Material supplied ->
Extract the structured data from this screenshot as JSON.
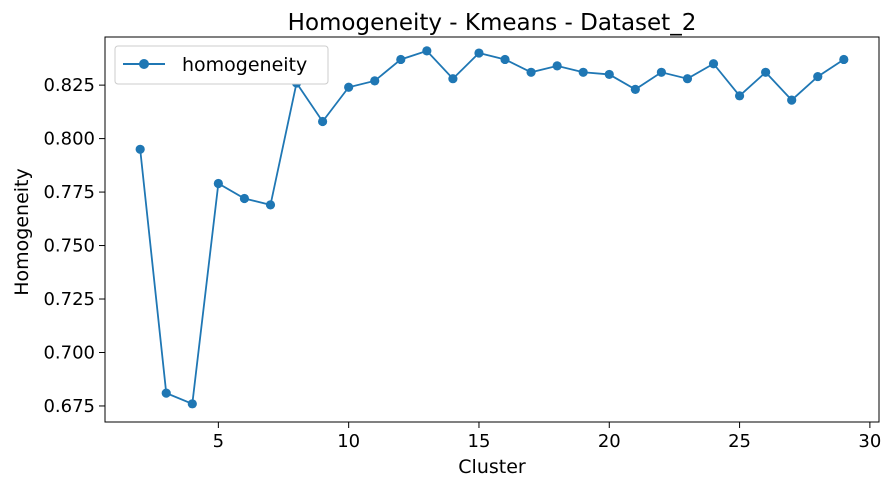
{
  "chart_data": {
    "type": "line",
    "title": "Homogeneity - Kmeans - Dataset_2",
    "xlabel": "Cluster",
    "ylabel": "Homogeneity",
    "xlim": [
      0.65,
      30.35
    ],
    "ylim": [
      0.6675,
      0.8475
    ],
    "xticks": [
      5,
      10,
      15,
      20,
      25,
      30
    ],
    "yticks": [
      0.675,
      0.7,
      0.725,
      0.75,
      0.775,
      0.8,
      0.825
    ],
    "xtick_labels": [
      "5",
      "10",
      "15",
      "20",
      "25",
      "30"
    ],
    "ytick_labels": [
      "0.675",
      "0.700",
      "0.725",
      "0.750",
      "0.775",
      "0.800",
      "0.825"
    ],
    "legend_position": "top-left",
    "grid": false,
    "series": [
      {
        "name": "homogeneity",
        "color": "#1f77b4",
        "marker": "circle",
        "x": [
          2,
          3,
          4,
          5,
          6,
          7,
          8,
          9,
          10,
          11,
          12,
          13,
          14,
          15,
          16,
          17,
          18,
          19,
          20,
          21,
          22,
          23,
          24,
          25,
          26,
          27,
          28,
          29
        ],
        "y": [
          0.795,
          0.681,
          0.676,
          0.779,
          0.772,
          0.769,
          0.826,
          0.808,
          0.824,
          0.827,
          0.837,
          0.841,
          0.828,
          0.84,
          0.837,
          0.831,
          0.834,
          0.831,
          0.83,
          0.823,
          0.831,
          0.828,
          0.835,
          0.82,
          0.831,
          0.818,
          0.829,
          0.837
        ]
      }
    ]
  }
}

Do this ->
Replicate the material above verbatim; images stay out of the copy.

Task solution ->
Extract the structured data from this screenshot as JSON.
{
  "chart_data": {
    "type": "line",
    "title": "Homogeneity - Kmeans - Dataset_2",
    "xlabel": "Cluster",
    "ylabel": "Homogeneity",
    "xlim": [
      0.65,
      30.35
    ],
    "ylim": [
      0.6675,
      0.8475
    ],
    "xticks": [
      5,
      10,
      15,
      20,
      25,
      30
    ],
    "yticks": [
      0.675,
      0.7,
      0.725,
      0.75,
      0.775,
      0.8,
      0.825
    ],
    "xtick_labels": [
      "5",
      "10",
      "15",
      "20",
      "25",
      "30"
    ],
    "ytick_labels": [
      "0.675",
      "0.700",
      "0.725",
      "0.750",
      "0.775",
      "0.800",
      "0.825"
    ],
    "legend_position": "top-left",
    "grid": false,
    "series": [
      {
        "name": "homogeneity",
        "color": "#1f77b4",
        "marker": "circle",
        "x": [
          2,
          3,
          4,
          5,
          6,
          7,
          8,
          9,
          10,
          11,
          12,
          13,
          14,
          15,
          16,
          17,
          18,
          19,
          20,
          21,
          22,
          23,
          24,
          25,
          26,
          27,
          28,
          29
        ],
        "y": [
          0.795,
          0.681,
          0.676,
          0.779,
          0.772,
          0.769,
          0.826,
          0.808,
          0.824,
          0.827,
          0.837,
          0.841,
          0.828,
          0.84,
          0.837,
          0.831,
          0.834,
          0.831,
          0.83,
          0.823,
          0.831,
          0.828,
          0.835,
          0.82,
          0.831,
          0.818,
          0.829,
          0.837
        ]
      }
    ]
  }
}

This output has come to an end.